Task to carry out: Find and copy each line of the records where the string "Reset" shows up.

Stored records:
--------------------------------

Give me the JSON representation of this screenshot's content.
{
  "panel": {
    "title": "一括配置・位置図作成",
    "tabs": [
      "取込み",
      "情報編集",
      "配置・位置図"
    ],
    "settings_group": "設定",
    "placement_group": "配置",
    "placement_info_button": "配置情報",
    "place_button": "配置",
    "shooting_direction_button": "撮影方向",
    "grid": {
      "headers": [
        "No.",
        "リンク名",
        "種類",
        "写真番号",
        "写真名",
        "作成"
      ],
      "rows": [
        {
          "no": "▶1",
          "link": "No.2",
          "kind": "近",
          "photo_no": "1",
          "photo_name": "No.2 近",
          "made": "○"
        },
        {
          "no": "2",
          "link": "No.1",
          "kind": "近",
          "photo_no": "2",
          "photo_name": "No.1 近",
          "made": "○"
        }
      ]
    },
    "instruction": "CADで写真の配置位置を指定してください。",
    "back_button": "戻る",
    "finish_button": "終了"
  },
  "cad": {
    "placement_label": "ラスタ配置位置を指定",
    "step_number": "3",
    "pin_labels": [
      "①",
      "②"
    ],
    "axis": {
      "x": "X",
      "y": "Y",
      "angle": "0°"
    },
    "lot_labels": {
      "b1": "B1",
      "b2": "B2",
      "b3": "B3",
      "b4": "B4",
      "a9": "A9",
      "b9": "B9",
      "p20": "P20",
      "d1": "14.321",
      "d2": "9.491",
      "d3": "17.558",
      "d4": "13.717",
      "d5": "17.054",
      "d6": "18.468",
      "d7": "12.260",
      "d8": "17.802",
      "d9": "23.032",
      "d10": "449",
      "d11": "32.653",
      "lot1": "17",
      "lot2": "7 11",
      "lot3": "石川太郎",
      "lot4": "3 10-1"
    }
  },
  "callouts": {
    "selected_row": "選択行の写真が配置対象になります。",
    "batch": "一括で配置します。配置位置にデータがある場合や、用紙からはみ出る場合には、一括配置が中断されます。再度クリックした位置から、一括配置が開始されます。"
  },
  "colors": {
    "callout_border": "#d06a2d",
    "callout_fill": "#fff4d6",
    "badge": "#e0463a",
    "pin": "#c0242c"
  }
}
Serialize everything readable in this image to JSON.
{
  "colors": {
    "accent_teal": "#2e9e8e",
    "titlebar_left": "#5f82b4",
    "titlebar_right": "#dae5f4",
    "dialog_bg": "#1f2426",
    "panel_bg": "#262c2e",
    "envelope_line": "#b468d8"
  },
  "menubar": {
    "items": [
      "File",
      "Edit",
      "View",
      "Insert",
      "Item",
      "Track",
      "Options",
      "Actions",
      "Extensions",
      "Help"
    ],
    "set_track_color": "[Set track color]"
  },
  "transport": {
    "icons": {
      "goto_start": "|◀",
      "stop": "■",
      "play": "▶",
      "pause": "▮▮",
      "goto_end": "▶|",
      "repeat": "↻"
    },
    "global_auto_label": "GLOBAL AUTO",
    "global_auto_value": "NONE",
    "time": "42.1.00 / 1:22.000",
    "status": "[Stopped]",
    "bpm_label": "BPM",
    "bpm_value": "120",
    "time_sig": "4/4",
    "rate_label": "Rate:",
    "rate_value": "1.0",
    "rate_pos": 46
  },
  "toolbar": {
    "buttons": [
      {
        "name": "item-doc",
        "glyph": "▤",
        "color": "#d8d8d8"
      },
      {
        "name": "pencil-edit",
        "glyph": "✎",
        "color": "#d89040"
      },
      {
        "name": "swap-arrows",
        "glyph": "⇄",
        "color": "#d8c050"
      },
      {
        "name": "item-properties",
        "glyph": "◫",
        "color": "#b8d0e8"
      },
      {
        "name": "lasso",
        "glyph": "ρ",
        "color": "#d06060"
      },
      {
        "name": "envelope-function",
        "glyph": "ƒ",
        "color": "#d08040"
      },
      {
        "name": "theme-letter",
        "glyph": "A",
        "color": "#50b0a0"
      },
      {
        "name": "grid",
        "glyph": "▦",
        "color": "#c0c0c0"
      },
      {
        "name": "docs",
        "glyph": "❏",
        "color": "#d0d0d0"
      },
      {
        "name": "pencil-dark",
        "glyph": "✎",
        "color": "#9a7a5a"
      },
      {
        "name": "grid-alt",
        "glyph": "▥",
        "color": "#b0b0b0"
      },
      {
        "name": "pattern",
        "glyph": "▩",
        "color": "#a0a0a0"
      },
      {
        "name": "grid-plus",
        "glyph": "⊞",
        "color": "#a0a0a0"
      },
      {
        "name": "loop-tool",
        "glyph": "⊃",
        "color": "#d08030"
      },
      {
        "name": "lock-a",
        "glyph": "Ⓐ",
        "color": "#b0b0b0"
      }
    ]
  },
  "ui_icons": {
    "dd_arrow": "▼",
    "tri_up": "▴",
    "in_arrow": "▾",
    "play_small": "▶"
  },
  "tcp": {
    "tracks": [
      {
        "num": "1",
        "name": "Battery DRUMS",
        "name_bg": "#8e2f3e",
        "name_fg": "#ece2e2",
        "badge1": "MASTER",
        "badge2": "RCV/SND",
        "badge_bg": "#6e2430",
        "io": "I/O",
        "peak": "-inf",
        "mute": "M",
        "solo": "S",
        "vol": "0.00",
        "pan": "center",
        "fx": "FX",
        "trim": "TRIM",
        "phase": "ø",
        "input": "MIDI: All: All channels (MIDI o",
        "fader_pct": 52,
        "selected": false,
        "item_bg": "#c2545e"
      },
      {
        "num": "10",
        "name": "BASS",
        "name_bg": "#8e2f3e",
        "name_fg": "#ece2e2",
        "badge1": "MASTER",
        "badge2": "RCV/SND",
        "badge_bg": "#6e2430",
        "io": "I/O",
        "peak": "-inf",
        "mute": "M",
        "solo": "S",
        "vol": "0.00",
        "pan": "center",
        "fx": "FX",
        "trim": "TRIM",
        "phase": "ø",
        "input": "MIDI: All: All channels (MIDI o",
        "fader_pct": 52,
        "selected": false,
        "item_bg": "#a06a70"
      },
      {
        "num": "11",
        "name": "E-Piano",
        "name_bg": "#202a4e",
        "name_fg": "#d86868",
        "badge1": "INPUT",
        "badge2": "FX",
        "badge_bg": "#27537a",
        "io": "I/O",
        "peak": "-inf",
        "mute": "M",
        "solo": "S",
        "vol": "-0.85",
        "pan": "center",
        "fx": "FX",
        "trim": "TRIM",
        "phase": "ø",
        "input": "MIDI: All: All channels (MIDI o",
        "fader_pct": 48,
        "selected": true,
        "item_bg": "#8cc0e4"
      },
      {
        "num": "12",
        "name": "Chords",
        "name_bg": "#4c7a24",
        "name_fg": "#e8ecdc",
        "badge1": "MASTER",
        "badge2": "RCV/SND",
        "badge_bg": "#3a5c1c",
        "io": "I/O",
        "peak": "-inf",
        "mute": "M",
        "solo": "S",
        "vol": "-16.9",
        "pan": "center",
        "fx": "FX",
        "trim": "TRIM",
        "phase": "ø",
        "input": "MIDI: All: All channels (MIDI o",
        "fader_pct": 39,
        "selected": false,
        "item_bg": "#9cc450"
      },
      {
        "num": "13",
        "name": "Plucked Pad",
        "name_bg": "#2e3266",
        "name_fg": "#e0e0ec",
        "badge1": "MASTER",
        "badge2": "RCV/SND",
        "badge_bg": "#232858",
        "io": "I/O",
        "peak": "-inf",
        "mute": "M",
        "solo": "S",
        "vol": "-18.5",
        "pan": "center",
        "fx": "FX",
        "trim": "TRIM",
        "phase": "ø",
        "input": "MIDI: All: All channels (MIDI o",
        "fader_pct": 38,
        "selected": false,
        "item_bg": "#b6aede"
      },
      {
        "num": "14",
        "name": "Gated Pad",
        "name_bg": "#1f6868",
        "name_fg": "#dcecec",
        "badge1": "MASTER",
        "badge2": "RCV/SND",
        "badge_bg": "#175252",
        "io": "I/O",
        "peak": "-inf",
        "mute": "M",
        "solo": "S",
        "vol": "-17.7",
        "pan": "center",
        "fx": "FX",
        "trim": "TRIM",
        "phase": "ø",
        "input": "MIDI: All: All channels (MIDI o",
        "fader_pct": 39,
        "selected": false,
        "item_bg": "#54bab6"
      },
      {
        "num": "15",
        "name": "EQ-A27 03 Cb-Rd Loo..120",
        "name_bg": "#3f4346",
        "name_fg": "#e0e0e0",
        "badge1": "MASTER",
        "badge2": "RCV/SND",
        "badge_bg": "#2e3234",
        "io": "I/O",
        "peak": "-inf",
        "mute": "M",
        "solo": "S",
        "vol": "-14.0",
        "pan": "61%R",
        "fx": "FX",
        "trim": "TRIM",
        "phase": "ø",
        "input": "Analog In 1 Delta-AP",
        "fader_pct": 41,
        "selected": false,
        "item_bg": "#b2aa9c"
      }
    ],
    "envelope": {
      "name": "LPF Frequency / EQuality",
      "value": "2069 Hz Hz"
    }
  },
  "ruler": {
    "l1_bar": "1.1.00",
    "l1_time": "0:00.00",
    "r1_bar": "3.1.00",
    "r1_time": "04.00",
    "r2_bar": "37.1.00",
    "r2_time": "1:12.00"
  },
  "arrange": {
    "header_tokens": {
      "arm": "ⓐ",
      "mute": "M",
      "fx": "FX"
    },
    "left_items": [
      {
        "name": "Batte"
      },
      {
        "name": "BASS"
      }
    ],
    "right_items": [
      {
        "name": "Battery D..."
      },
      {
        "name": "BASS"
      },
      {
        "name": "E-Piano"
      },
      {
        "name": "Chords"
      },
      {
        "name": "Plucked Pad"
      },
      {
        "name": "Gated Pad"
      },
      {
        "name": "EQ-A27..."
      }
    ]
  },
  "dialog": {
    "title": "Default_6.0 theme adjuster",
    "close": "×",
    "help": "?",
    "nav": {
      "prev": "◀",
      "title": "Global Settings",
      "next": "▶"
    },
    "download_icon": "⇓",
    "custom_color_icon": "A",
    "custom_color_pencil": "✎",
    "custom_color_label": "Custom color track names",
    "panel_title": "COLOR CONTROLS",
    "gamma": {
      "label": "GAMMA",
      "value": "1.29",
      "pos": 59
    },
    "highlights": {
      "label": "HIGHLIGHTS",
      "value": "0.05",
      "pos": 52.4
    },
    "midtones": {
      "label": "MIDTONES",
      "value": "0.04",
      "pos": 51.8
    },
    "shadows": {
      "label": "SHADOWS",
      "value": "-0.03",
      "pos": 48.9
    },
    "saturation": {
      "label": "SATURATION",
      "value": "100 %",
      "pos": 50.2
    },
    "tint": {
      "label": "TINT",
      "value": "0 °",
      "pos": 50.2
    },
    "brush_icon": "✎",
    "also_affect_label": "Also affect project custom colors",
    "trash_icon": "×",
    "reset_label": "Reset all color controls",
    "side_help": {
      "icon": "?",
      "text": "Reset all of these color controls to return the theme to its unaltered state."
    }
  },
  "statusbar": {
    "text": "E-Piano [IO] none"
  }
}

--------------------------------

Task output:
    "reset_label": "Reset all color controls",
      "text": "Reset all of these color controls to return the theme to its unaltered state."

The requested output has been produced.